The problem –
Return all lines below containing the word "prize".

Stored records
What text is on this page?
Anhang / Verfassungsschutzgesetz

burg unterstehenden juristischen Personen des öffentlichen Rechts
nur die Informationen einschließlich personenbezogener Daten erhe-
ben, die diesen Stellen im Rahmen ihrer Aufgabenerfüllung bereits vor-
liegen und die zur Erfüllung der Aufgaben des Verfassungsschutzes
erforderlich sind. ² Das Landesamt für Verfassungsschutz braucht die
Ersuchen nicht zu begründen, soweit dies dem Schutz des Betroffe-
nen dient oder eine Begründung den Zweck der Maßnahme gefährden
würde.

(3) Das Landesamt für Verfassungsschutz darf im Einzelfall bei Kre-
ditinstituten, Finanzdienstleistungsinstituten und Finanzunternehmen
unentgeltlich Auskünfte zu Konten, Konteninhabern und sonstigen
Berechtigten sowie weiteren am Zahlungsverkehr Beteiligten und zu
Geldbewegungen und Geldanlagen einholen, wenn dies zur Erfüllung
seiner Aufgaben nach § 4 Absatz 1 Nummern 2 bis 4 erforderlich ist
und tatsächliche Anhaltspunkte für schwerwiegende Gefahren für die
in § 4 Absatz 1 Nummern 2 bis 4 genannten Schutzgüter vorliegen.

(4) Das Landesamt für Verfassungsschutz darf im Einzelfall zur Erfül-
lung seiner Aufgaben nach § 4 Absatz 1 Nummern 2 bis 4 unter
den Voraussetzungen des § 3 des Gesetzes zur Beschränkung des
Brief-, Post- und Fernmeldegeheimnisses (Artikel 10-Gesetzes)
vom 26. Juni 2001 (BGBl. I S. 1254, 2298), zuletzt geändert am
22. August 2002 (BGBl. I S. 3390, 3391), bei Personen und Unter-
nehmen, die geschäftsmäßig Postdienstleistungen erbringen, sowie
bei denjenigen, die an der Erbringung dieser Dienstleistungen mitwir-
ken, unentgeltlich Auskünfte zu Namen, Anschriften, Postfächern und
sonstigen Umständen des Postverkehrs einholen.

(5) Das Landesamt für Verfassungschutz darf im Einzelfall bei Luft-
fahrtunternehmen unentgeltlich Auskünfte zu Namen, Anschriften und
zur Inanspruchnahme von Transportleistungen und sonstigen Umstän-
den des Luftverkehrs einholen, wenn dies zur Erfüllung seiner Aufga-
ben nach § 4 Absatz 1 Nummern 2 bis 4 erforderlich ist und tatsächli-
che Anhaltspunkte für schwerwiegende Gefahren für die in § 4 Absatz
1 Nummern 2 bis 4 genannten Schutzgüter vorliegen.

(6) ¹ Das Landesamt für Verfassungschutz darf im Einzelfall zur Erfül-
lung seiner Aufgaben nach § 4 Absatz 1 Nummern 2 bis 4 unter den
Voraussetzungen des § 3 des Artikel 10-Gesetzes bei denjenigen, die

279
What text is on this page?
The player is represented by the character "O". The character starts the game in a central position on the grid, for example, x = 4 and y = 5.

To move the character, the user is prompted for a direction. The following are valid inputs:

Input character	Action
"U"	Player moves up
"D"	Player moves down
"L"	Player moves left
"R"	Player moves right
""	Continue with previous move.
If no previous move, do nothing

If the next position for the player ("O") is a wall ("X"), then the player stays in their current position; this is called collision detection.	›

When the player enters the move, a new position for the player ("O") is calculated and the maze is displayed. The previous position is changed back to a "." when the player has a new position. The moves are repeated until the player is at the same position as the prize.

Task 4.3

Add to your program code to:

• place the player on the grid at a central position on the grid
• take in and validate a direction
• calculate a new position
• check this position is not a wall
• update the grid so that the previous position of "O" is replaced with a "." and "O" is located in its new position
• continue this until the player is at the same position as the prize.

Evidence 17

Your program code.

Solution for this problem –
When the player enters the move, a new position for the player ("O") is calculated and the maze is displayed. The previous position is changed back to a "." when the player has a new position. The moves are repeated until the player is at the same position as the prize.
• continue this until the player is at the same position as the prize.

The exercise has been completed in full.